[TASK STATEMENT]: Restate the data below word for word. Skip any images it contains.

-- start --

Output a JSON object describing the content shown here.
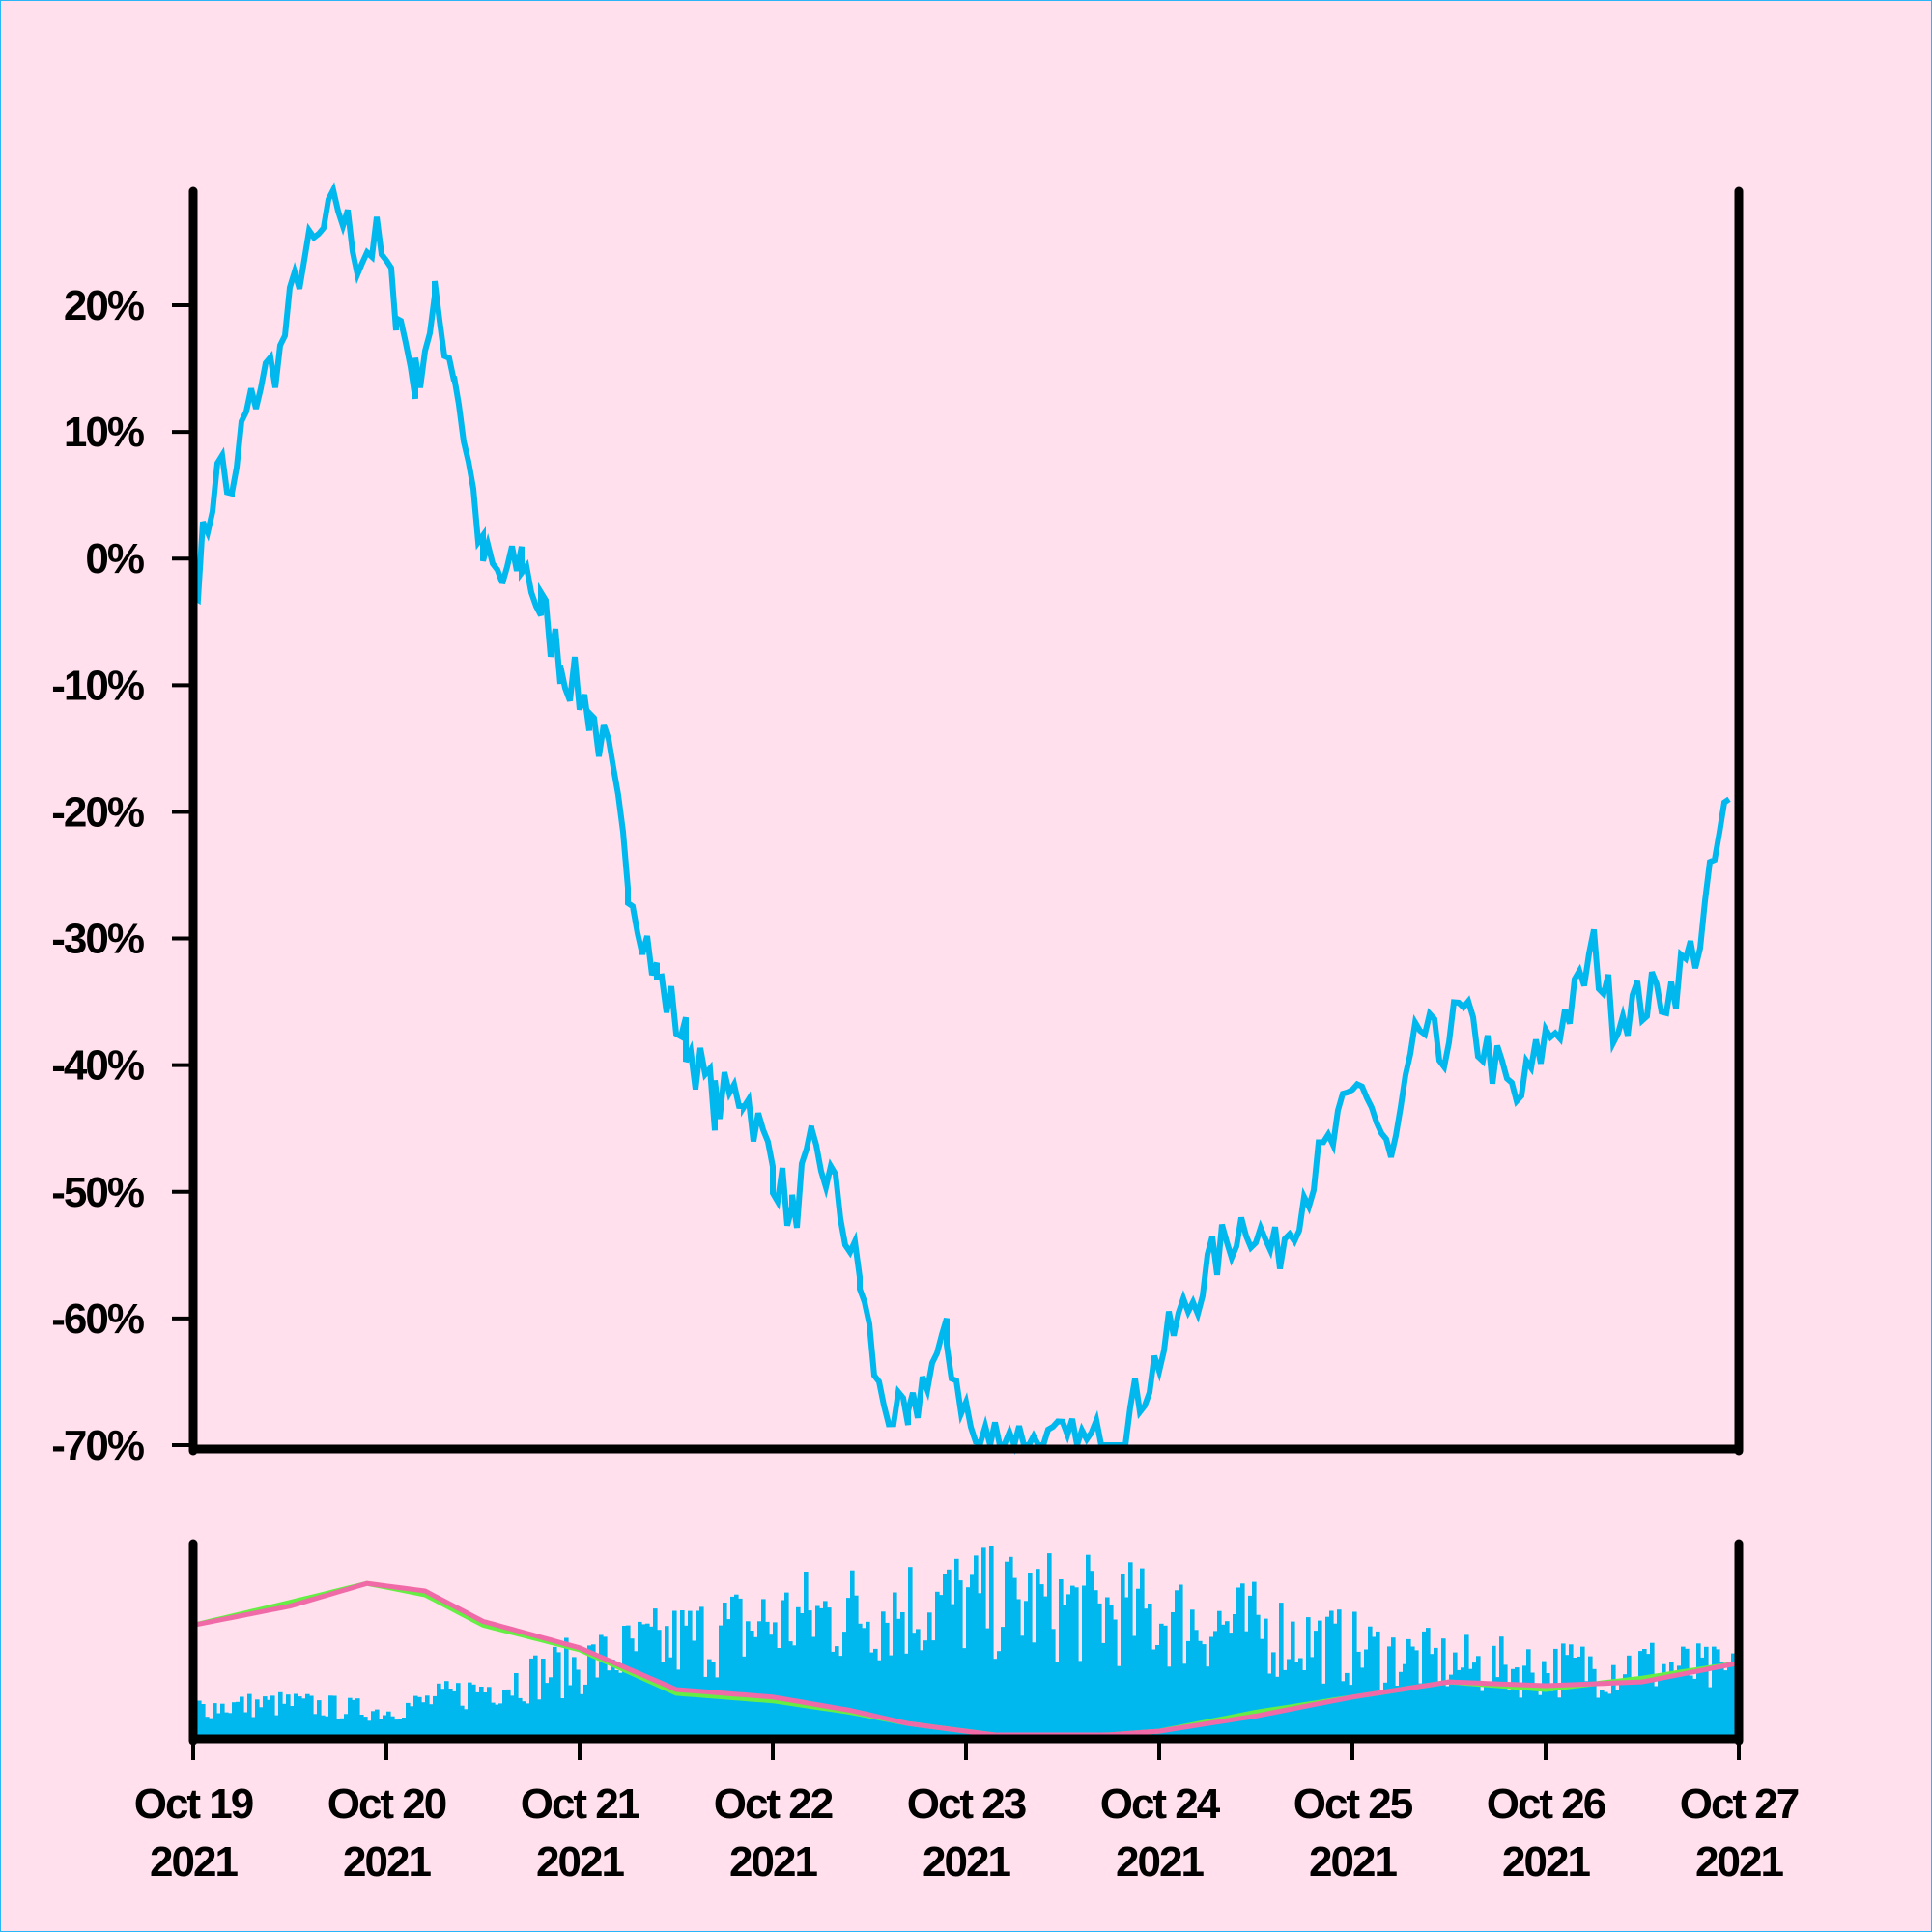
{
  "chart_data": [
    {
      "type": "line",
      "panel": "price",
      "title": "",
      "xlabel": "",
      "ylabel": "",
      "ylim": [
        -70,
        29
      ],
      "y_ticks": [
        20,
        10,
        0,
        -10,
        -20,
        -30,
        -40,
        -50,
        -60,
        -70
      ],
      "y_tick_labels": [
        "20%",
        "10%",
        "0%",
        "-10%",
        "-20%",
        "-30%",
        "-40%",
        "-50%",
        "-60%",
        "-70%"
      ],
      "grid": false,
      "series": [
        {
          "color": "#00b8ee",
          "x_unit": "days since Oct 19 2021",
          "x": [
            0,
            0.05,
            0.1,
            0.15,
            0.2,
            0.25,
            0.35,
            0.45,
            0.55,
            0.65,
            0.75,
            0.85,
            0.95,
            1.05,
            1.15,
            1.25,
            1.35,
            1.5,
            1.6,
            1.7,
            1.8,
            1.9,
            2.05,
            2.15,
            2.25,
            2.4,
            2.55,
            2.7,
            2.85,
            3.0,
            3.1,
            3.2,
            3.3,
            3.45,
            3.55,
            3.7,
            3.8,
            3.9,
            4.05,
            4.2,
            4.35,
            4.5,
            4.65,
            4.8,
            4.9,
            5.0,
            5.15,
            5.3,
            5.45,
            5.6,
            5.75,
            5.9,
            6.05,
            6.2,
            6.35,
            6.45,
            6.55,
            6.7,
            6.85,
            7.0,
            7.15,
            7.25,
            7.35,
            7.5,
            7.65,
            7.8,
            7.9,
            7.95
          ],
          "y": [
            -3,
            1,
            5,
            8,
            4,
            10,
            14,
            16,
            23,
            25,
            28,
            24,
            25,
            20,
            14,
            20,
            15,
            0,
            -2,
            0,
            -4,
            -8,
            -12,
            -16,
            -25,
            -33,
            -38,
            -43,
            -42,
            -48,
            -52,
            -47,
            -49,
            -57,
            -66,
            -69,
            -64,
            -62,
            -70,
            -69,
            -70,
            -70,
            -70,
            -69,
            -66,
            -63,
            -59,
            -55,
            -52,
            -55,
            -50,
            -46,
            -41,
            -48,
            -37,
            -39,
            -36,
            -39,
            -43,
            -38,
            -35,
            -31,
            -36,
            -35,
            -34,
            -30,
            -22,
            -19
          ]
        }
      ]
    },
    {
      "type": "bar",
      "panel": "volume",
      "title": "",
      "xlabel": "",
      "ylabel": "",
      "x_tick_labels": [
        {
          "month_day": "Oct 19",
          "year": "2021"
        },
        {
          "month_day": "Oct 20",
          "year": "2021"
        },
        {
          "month_day": "Oct 21",
          "year": "2021"
        },
        {
          "month_day": "Oct 22",
          "year": "2021"
        },
        {
          "month_day": "Oct 23",
          "year": "2021"
        },
        {
          "month_day": "Oct 24",
          "year": "2021"
        },
        {
          "month_day": "Oct 25",
          "year": "2021"
        },
        {
          "month_day": "Oct 26",
          "year": "2021"
        },
        {
          "month_day": "Oct 27",
          "year": "2021"
        }
      ],
      "grid": false,
      "volume_color": "#00b8ee",
      "volume_profile": {
        "x": [
          0,
          0.5,
          1.0,
          1.5,
          2.0,
          2.5,
          3.0,
          3.5,
          4.0,
          4.5,
          5.0,
          5.5,
          6.0,
          6.5,
          7.0,
          7.5,
          8.0
        ],
        "level": [
          0.18,
          0.2,
          0.15,
          0.3,
          0.45,
          0.6,
          0.72,
          0.8,
          0.85,
          0.82,
          0.75,
          0.68,
          0.55,
          0.45,
          0.42,
          0.45,
          0.38
        ]
      },
      "series": [
        {
          "name": "",
          "color": "#66ee44",
          "x": [
            0,
            0.5,
            0.9,
            1.2,
            1.5,
            2.0,
            2.5,
            3.0,
            3.4,
            3.7,
            4.0,
            4.3,
            4.6,
            5.0,
            5.5,
            6.0,
            6.5,
            7.0,
            7.5,
            8.0
          ],
          "level": [
            0.58,
            0.7,
            0.8,
            0.74,
            0.58,
            0.45,
            0.22,
            0.18,
            0.12,
            0.06,
            0.02,
            -0.02,
            -0.01,
            0.02,
            0.12,
            0.2,
            0.28,
            0.24,
            0.3,
            0.38
          ]
        },
        {
          "name": "",
          "color": "#f06aa8",
          "x": [
            0,
            0.5,
            0.9,
            1.2,
            1.5,
            2.0,
            2.5,
            3.0,
            3.4,
            3.7,
            4.0,
            4.3,
            4.6,
            5.0,
            5.5,
            6.0,
            6.5,
            7.0,
            7.5,
            8.0
          ],
          "level": [
            0.58,
            0.68,
            0.8,
            0.76,
            0.6,
            0.46,
            0.24,
            0.2,
            0.13,
            0.06,
            0.02,
            -0.02,
            -0.01,
            0.02,
            0.1,
            0.2,
            0.28,
            0.26,
            0.28,
            0.38
          ]
        }
      ]
    }
  ]
}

-- end --

[ANSWER TO THIS TASK]:
Output a JSON object describing the content shown here.
{
  "chart_data": [
    {
      "type": "line",
      "panel": "price",
      "title": "",
      "xlabel": "",
      "ylabel": "",
      "ylim": [
        -70,
        29
      ],
      "y_ticks": [
        20,
        10,
        0,
        -10,
        -20,
        -30,
        -40,
        -50,
        -60,
        -70
      ],
      "y_tick_labels": [
        "20%",
        "10%",
        "0%",
        "-10%",
        "-20%",
        "-30%",
        "-40%",
        "-50%",
        "-60%",
        "-70%"
      ],
      "grid": false,
      "series": [
        {
          "color": "#00b8ee",
          "x_unit": "days since Oct 19 2021",
          "x": [
            0,
            0.05,
            0.1,
            0.15,
            0.2,
            0.25,
            0.35,
            0.45,
            0.55,
            0.65,
            0.75,
            0.85,
            0.95,
            1.05,
            1.15,
            1.25,
            1.35,
            1.5,
            1.6,
            1.7,
            1.8,
            1.9,
            2.05,
            2.15,
            2.25,
            2.4,
            2.55,
            2.7,
            2.85,
            3.0,
            3.1,
            3.2,
            3.3,
            3.45,
            3.55,
            3.7,
            3.8,
            3.9,
            4.05,
            4.2,
            4.35,
            4.5,
            4.65,
            4.8,
            4.9,
            5.0,
            5.15,
            5.3,
            5.45,
            5.6,
            5.75,
            5.9,
            6.05,
            6.2,
            6.35,
            6.45,
            6.55,
            6.7,
            6.85,
            7.0,
            7.15,
            7.25,
            7.35,
            7.5,
            7.65,
            7.8,
            7.9,
            7.95
          ],
          "y": [
            -3,
            1,
            5,
            8,
            4,
            10,
            14,
            16,
            23,
            25,
            28,
            24,
            25,
            20,
            14,
            20,
            15,
            0,
            -2,
            0,
            -4,
            -8,
            -12,
            -16,
            -25,
            -33,
            -38,
            -43,
            -42,
            -48,
            -52,
            -47,
            -49,
            -57,
            -66,
            -69,
            -64,
            -62,
            -70,
            -69,
            -70,
            -70,
            -70,
            -69,
            -66,
            -63,
            -59,
            -55,
            -52,
            -55,
            -50,
            -46,
            -41,
            -48,
            -37,
            -39,
            -36,
            -39,
            -43,
            -38,
            -35,
            -31,
            -36,
            -35,
            -34,
            -30,
            -22,
            -19
          ]
        }
      ]
    },
    {
      "type": "bar",
      "panel": "volume",
      "title": "",
      "xlabel": "",
      "ylabel": "",
      "x_tick_labels": [
        {
          "month_day": "Oct 19",
          "year": "2021"
        },
        {
          "month_day": "Oct 20",
          "year": "2021"
        },
        {
          "month_day": "Oct 21",
          "year": "2021"
        },
        {
          "month_day": "Oct 22",
          "year": "2021"
        },
        {
          "month_day": "Oct 23",
          "year": "2021"
        },
        {
          "month_day": "Oct 24",
          "year": "2021"
        },
        {
          "month_day": "Oct 25",
          "year": "2021"
        },
        {
          "month_day": "Oct 26",
          "year": "2021"
        },
        {
          "month_day": "Oct 27",
          "year": "2021"
        }
      ],
      "grid": false,
      "volume_color": "#00b8ee",
      "volume_profile": {
        "x": [
          0,
          0.5,
          1.0,
          1.5,
          2.0,
          2.5,
          3.0,
          3.5,
          4.0,
          4.5,
          5.0,
          5.5,
          6.0,
          6.5,
          7.0,
          7.5,
          8.0
        ],
        "level": [
          0.18,
          0.2,
          0.15,
          0.3,
          0.45,
          0.6,
          0.72,
          0.8,
          0.85,
          0.82,
          0.75,
          0.68,
          0.55,
          0.45,
          0.42,
          0.45,
          0.38
        ]
      },
      "series": [
        {
          "name": "",
          "color": "#66ee44",
          "x": [
            0,
            0.5,
            0.9,
            1.2,
            1.5,
            2.0,
            2.5,
            3.0,
            3.4,
            3.7,
            4.0,
            4.3,
            4.6,
            5.0,
            5.5,
            6.0,
            6.5,
            7.0,
            7.5,
            8.0
          ],
          "level": [
            0.58,
            0.7,
            0.8,
            0.74,
            0.58,
            0.45,
            0.22,
            0.18,
            0.12,
            0.06,
            0.02,
            -0.02,
            -0.01,
            0.02,
            0.12,
            0.2,
            0.28,
            0.24,
            0.3,
            0.38
          ]
        },
        {
          "name": "",
          "color": "#f06aa8",
          "x": [
            0,
            0.5,
            0.9,
            1.2,
            1.5,
            2.0,
            2.5,
            3.0,
            3.4,
            3.7,
            4.0,
            4.3,
            4.6,
            5.0,
            5.5,
            6.0,
            6.5,
            7.0,
            7.5,
            8.0
          ],
          "level": [
            0.58,
            0.68,
            0.8,
            0.76,
            0.6,
            0.46,
            0.24,
            0.2,
            0.13,
            0.06,
            0.02,
            -0.02,
            -0.01,
            0.02,
            0.1,
            0.2,
            0.28,
            0.26,
            0.28,
            0.38
          ]
        }
      ]
    }
  ]
}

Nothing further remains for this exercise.